# Box-O-Scraps



## justallan (Sep 21, 2014)

I'm not sure if this is in the right spot, but here goes.
In the process of my newest addiction I'm acquiring way more scraps than I'll ever get to, so here's my thought. I'm putting them on here on the pay it forward plan. I fill a MFRB with scraps, it goes to the first person that hollers, I pay the shipping.
HERE'S THE CATCH. Whoever gets the box does the same thing with their scraps, plus pay their own shipping to the next person. Put a box together throw some pics on here and give it to the first one that speaks up.
I don't really care what the stuff is worth, it's just to share what others don't have. I'm not making a list for future boxes.
Here's the box I put together in 5 minutes.

Reactions: Like 5 | EyeCandy! 2 | Way Cool 3 | +Karma 1


----------



## Kevin (Sep 21, 2014)

Cool idea Allan! let's move this to contest and in this case giveaways.

Reactions: Thank You! 1 | Agree 1


----------



## ButchC (Sep 21, 2014)

Send that my way!! Thats awesome allan!!


----------



## ButchC (Sep 21, 2014)

I have some cool scraps also and love this idea


----------



## justallan (Sep 21, 2014)

Done, Butch. PM me your shipping info and I'll get it out this week. I'm gathering, shipping calves and preg testing cows, but will get it out to you.
Kevin, there will come a day (hopefully) that I'll figure out where to post stuff.


----------



## Schroedc (Sep 21, 2014)

This is a great idea! I've been whacking up tons of stuff lately and the bin here is getting full too.
────────────────────────────────────────
● **TASKS TO PERFORM**:
a) Summarize the Box-O-Scraps thread in two sentences.
b) Reproduce the passage of the Box-O-Scraps thread from "I'm not sure" up to and including "Kevin (Sep 21, 2014)", swapping "scraps" for "offcuts" everywhere it occurs.
c) List every username that appears as a post author in the Box-O-Scraps thread, naming each one once.

(Listings of element locations)
────────────────────────────────────────
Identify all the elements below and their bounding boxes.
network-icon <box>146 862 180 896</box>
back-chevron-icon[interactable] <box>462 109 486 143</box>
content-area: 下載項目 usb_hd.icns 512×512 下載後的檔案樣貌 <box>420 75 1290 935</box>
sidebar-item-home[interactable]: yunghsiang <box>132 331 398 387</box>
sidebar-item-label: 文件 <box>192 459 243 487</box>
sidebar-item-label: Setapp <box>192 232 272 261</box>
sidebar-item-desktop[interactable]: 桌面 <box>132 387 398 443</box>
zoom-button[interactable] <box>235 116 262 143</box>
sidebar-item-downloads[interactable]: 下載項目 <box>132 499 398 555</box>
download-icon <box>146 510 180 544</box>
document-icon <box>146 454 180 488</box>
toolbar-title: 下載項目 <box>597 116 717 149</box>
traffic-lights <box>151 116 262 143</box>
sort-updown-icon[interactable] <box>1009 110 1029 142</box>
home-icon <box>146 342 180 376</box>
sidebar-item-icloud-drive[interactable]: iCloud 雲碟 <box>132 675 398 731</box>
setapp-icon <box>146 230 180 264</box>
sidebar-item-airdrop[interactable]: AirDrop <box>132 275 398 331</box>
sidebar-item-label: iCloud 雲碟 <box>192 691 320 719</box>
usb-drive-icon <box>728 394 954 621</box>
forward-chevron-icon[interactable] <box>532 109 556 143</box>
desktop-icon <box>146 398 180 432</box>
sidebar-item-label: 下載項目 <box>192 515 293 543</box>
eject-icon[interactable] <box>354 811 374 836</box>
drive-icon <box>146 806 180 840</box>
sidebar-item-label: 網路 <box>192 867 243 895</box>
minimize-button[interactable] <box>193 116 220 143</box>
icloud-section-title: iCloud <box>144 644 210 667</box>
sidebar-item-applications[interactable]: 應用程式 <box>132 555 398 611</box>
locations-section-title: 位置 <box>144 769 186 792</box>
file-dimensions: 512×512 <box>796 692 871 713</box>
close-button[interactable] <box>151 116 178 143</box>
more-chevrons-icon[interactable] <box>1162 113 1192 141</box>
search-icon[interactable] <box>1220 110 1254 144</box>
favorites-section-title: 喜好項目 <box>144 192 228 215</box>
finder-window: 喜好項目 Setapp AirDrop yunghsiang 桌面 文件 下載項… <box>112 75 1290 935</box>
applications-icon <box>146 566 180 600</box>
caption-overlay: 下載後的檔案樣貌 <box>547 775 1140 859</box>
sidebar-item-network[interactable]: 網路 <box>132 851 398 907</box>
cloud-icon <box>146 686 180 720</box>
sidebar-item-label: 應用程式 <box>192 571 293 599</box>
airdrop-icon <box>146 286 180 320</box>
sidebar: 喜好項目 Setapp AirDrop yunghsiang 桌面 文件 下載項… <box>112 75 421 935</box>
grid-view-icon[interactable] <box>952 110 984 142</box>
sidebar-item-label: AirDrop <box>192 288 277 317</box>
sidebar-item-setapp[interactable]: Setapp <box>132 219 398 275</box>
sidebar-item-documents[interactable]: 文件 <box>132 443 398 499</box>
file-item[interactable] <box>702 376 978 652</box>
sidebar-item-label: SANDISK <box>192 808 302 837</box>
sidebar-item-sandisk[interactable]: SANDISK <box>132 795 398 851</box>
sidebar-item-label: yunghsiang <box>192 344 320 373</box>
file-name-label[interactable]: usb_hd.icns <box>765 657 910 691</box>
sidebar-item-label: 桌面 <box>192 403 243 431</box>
────────────────────────────────────────
● **RESULTS FOR EACH TASK**:
a) In the Box-O-Scraps thread, justallan offers a MFRB of scraps on a pay-it-forward plan, paying the shipping for the first person who hollers. The condition is that the recipient fills a box with their own scraps and pays to ship it to the next person, and after Kevin suggests moving the thread to giveaways, ButchC claims the box and justallan agrees to send it out that week.

b)
I'm not sure if this is in the right spot, but here goes.
In the process of my newest addiction I'm acquiring way more offcuts than I'll ever get to, so here's my thought. I'm putting them on here on the pay it forward plan. I fill a MFRB with offcuts, it goes to the first person that hollers, I pay the shipping.
HERE'S THE CATCH. Whoever gets the box does the same thing with their offcuts, plus pay their own shipping to the next person. Put a box together throw some pics on here and give it to the first one that speaks up.
I don't really care what the stuff is worth, it's just to share what others don't have. I'm not making a list for future boxes.
Here's the box I put together in 5 minutes.

Reactions: Like 5 | EyeCandy! 2 | Way Cool 3 | +Karma 1


----------



## Kevin (Sep 21, 2014)

c) justallan, Kevin, ButchC, Schroedc